#### [PROVIDED RECORDS]
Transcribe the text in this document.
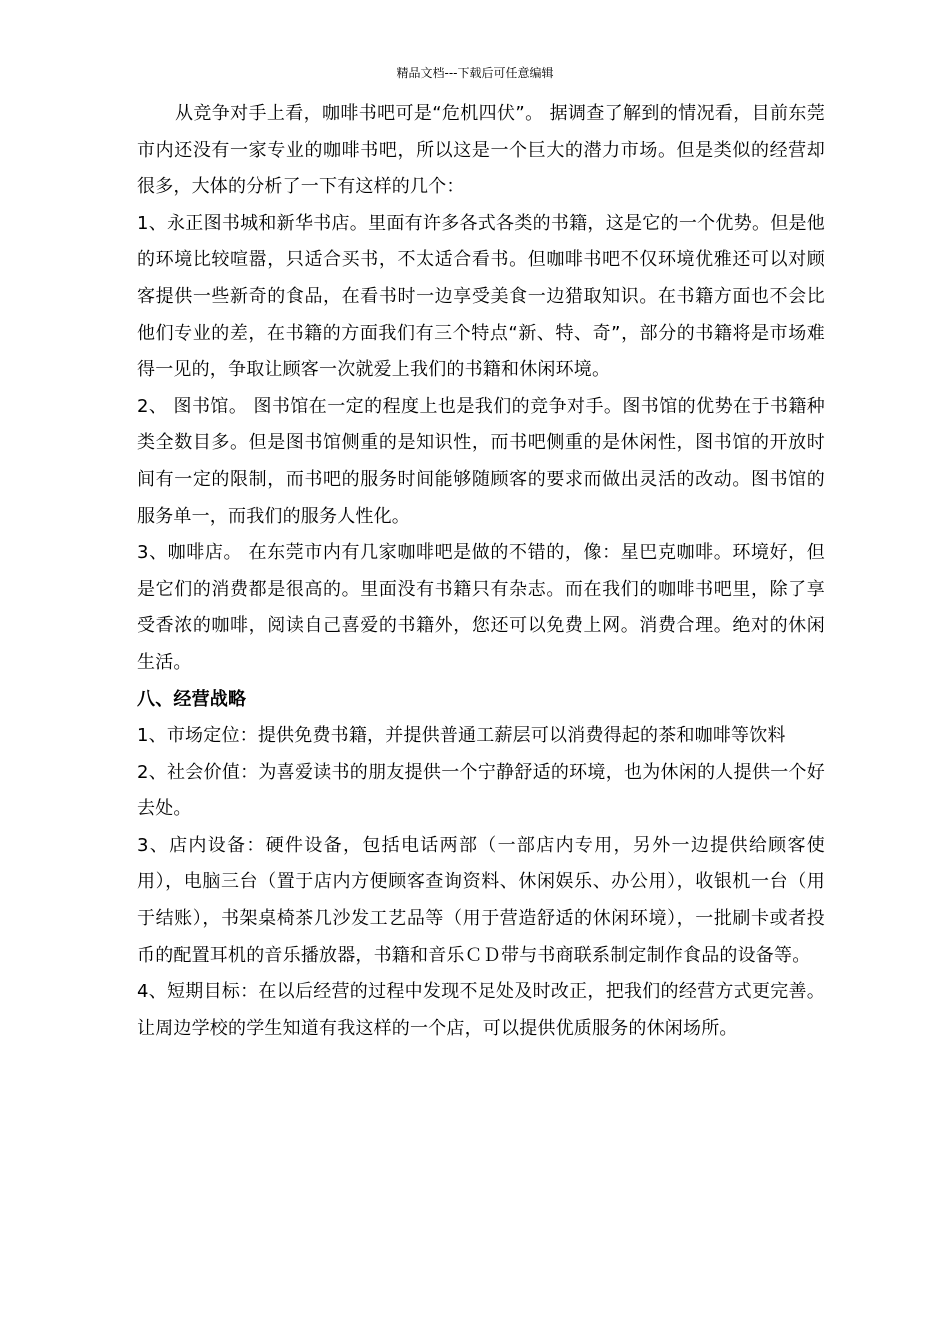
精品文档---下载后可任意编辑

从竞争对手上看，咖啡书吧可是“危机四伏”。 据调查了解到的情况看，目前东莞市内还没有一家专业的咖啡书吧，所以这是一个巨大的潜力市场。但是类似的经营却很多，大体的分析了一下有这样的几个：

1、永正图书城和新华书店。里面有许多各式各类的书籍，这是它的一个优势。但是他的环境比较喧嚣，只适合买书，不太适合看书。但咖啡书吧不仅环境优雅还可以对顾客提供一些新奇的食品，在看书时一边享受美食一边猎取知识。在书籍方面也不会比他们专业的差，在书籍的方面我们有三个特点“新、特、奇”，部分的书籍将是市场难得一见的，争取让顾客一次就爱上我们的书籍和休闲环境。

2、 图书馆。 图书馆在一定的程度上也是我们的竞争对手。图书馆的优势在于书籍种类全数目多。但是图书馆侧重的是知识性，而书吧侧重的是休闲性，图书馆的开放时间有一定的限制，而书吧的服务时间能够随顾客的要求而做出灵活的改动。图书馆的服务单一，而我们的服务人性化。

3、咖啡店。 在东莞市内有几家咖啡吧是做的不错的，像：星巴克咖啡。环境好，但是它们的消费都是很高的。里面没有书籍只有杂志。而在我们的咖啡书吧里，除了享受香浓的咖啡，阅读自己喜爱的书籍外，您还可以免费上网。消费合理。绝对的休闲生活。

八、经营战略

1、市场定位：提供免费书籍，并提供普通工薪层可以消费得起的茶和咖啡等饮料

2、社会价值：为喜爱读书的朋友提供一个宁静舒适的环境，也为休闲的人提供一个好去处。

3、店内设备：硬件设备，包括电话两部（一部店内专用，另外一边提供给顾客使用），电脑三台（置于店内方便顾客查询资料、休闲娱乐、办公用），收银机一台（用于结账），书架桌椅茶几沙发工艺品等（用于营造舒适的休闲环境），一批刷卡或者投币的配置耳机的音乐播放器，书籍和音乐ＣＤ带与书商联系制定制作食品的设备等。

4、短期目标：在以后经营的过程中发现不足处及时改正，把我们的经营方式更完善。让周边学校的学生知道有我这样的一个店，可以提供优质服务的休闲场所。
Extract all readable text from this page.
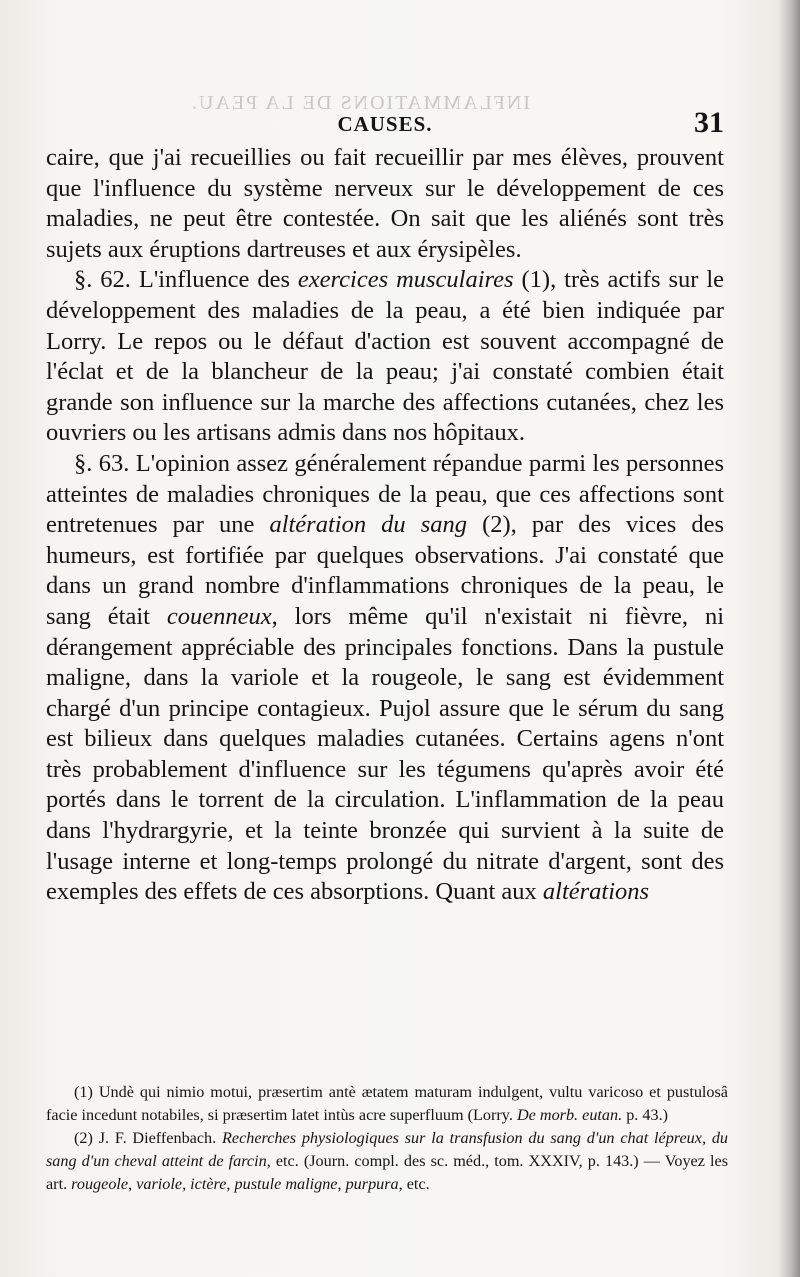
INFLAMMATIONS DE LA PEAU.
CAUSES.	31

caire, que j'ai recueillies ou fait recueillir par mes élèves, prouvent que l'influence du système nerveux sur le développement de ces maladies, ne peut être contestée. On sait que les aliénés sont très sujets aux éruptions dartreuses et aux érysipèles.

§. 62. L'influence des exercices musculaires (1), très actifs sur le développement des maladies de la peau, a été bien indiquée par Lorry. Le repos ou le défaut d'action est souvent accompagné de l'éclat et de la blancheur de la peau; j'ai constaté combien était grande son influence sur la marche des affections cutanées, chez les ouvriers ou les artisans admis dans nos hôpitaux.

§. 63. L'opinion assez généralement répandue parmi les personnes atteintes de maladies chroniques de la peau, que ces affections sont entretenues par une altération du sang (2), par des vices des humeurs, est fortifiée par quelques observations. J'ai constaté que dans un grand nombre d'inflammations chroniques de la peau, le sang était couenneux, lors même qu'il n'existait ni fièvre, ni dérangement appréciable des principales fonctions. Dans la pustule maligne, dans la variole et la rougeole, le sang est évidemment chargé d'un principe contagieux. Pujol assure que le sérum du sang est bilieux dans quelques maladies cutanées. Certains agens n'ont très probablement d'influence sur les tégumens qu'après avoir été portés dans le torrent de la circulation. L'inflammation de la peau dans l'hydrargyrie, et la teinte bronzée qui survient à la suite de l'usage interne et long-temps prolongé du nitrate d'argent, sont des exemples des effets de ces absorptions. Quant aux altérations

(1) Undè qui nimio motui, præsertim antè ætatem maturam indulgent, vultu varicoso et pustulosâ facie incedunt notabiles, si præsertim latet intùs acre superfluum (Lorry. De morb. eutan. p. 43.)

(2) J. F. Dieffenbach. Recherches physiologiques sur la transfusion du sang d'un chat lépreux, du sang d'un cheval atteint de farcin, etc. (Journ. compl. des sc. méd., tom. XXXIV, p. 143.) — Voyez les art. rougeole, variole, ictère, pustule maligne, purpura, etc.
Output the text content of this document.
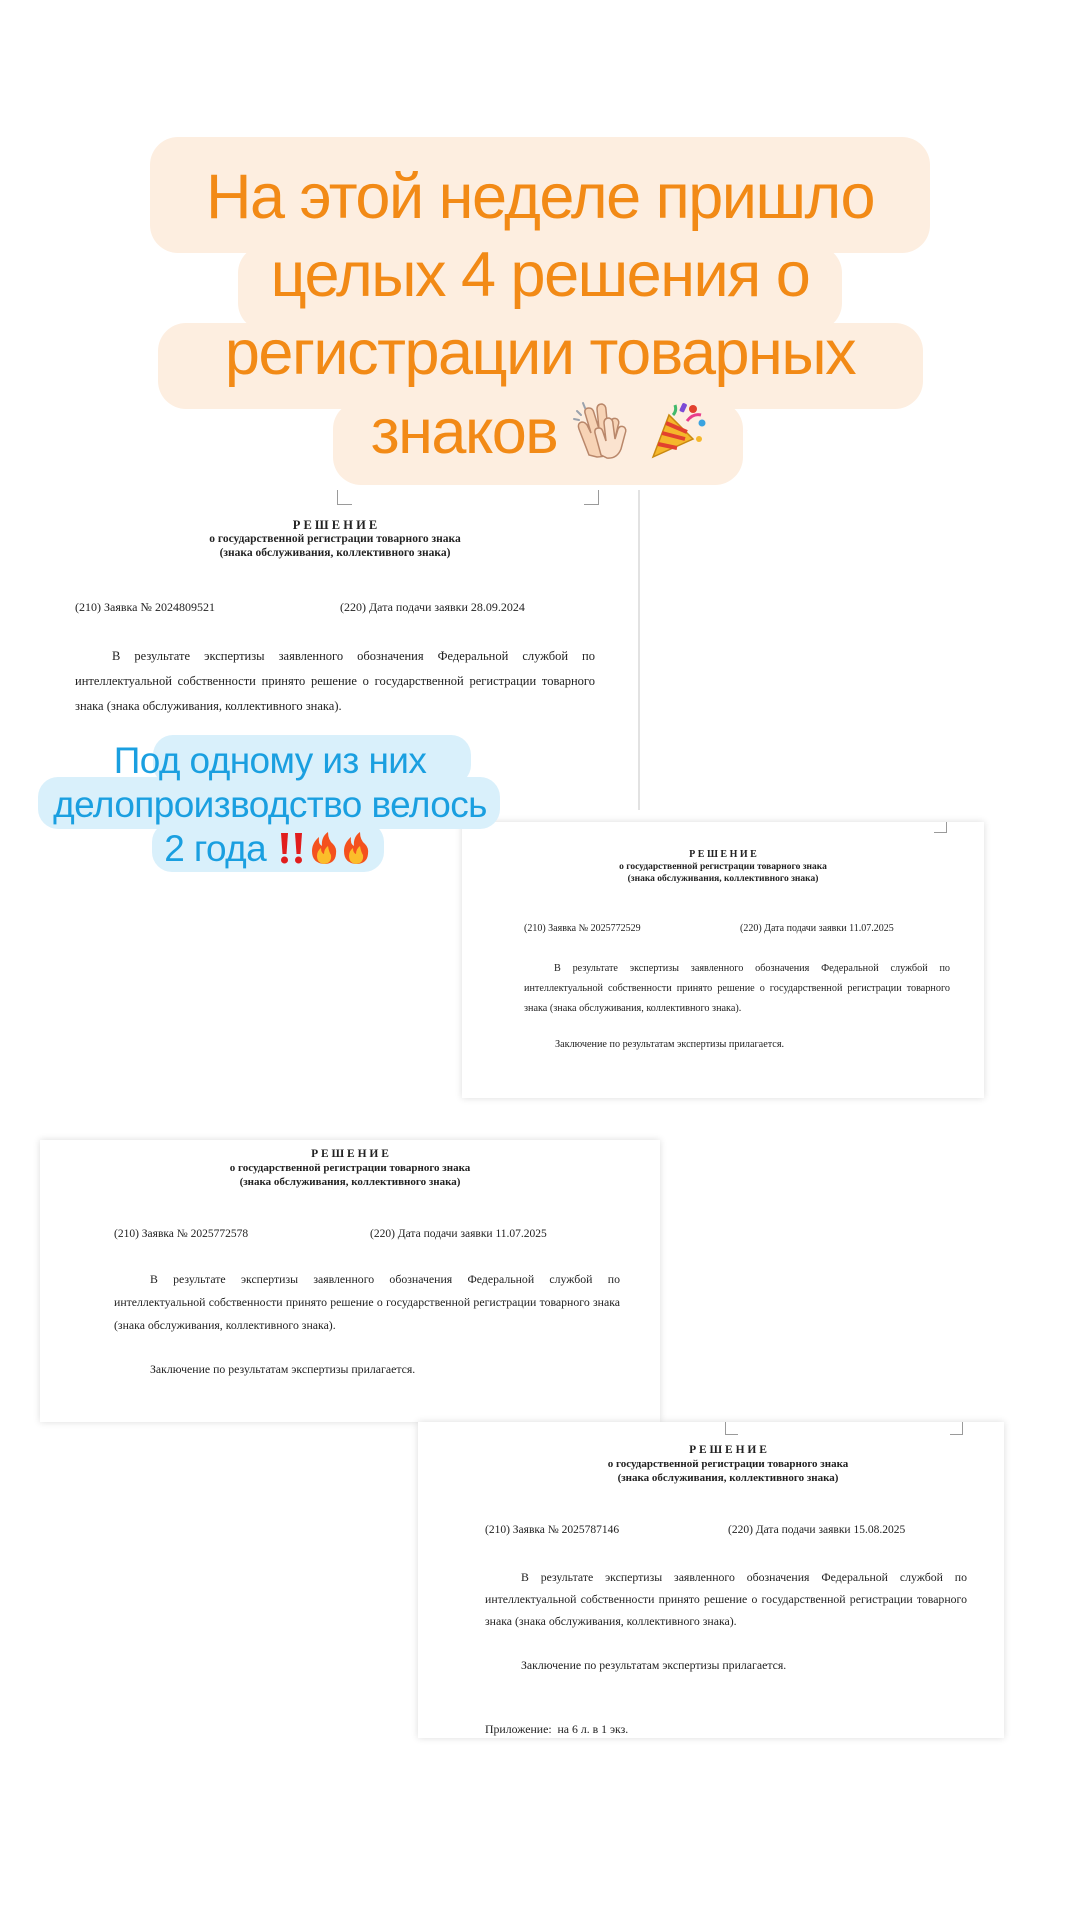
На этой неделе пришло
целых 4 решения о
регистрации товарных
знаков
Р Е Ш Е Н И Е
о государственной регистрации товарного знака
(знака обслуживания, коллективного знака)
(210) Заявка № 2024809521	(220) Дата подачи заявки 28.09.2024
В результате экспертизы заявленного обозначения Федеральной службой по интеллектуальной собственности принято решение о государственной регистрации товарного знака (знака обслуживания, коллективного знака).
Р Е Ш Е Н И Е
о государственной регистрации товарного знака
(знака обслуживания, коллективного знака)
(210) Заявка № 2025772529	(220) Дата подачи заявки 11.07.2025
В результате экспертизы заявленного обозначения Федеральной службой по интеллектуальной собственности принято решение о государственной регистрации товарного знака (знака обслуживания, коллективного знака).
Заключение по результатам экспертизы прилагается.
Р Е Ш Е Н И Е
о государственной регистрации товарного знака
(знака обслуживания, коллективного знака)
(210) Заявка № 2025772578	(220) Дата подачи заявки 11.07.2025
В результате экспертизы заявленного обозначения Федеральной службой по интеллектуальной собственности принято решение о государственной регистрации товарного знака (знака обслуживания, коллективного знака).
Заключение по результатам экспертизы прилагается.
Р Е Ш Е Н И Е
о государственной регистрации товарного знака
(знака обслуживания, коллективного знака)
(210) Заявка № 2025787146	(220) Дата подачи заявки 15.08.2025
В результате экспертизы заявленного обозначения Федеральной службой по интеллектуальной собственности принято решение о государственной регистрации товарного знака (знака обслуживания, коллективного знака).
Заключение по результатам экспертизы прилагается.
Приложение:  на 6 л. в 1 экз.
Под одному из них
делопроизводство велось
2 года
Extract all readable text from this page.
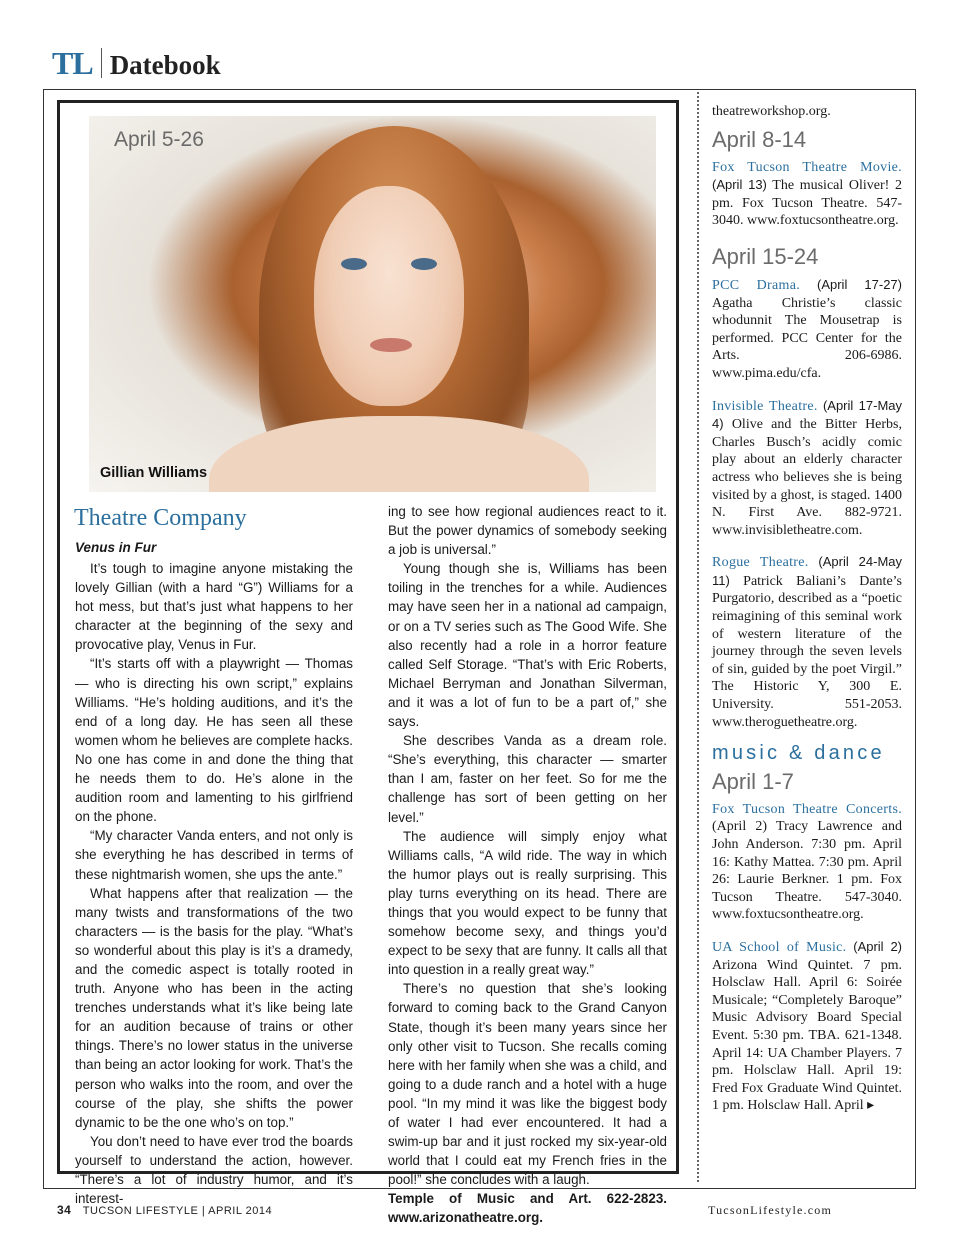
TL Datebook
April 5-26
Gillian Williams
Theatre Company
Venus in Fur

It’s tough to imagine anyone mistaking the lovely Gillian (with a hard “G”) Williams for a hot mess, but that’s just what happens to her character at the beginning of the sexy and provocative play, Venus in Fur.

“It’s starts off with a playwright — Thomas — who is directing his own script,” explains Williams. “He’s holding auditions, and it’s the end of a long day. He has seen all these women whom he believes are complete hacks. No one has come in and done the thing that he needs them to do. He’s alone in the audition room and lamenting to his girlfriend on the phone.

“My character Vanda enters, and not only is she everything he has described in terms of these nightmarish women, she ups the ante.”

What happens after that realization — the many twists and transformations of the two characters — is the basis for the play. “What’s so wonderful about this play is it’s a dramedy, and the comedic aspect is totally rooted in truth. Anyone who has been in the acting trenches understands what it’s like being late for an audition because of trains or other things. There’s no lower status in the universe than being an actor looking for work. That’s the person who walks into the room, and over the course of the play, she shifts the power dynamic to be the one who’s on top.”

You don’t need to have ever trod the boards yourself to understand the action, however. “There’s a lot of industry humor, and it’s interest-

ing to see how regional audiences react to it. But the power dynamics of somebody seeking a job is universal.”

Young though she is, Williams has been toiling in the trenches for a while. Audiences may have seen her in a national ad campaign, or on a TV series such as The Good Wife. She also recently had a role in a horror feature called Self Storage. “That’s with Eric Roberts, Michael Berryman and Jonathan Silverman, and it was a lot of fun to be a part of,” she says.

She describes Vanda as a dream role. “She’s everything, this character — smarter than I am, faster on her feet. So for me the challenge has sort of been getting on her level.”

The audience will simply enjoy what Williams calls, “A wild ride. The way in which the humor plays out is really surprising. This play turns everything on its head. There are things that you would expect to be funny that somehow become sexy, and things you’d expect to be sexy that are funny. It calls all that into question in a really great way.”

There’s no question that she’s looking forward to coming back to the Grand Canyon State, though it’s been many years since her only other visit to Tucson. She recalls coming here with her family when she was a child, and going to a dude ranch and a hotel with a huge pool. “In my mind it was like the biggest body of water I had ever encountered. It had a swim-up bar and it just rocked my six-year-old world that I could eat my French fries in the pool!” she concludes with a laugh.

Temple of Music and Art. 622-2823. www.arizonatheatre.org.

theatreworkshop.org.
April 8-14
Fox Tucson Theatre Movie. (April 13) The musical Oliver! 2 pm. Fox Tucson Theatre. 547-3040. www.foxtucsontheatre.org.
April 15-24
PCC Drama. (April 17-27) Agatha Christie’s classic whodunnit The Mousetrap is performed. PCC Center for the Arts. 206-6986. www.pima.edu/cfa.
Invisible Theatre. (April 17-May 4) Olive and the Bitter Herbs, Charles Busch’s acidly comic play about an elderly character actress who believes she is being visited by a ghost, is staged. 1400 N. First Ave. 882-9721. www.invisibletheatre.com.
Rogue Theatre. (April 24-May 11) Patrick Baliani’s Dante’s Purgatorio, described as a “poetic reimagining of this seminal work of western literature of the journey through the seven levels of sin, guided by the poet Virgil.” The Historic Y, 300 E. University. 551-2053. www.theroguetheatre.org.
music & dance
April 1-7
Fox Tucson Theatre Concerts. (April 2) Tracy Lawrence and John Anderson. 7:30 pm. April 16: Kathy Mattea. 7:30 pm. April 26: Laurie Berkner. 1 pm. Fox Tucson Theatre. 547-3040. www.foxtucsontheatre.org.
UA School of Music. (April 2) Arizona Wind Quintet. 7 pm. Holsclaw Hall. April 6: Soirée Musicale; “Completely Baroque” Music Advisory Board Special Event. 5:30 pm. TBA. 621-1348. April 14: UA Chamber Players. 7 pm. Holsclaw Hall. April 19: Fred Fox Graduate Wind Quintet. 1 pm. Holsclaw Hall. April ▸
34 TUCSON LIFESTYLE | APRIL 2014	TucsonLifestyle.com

#### [WORK INSTRUCTIONS]
Answer with one number: how many lines in the listing hold "document".

#### [COMPLETE RESPONSE]
2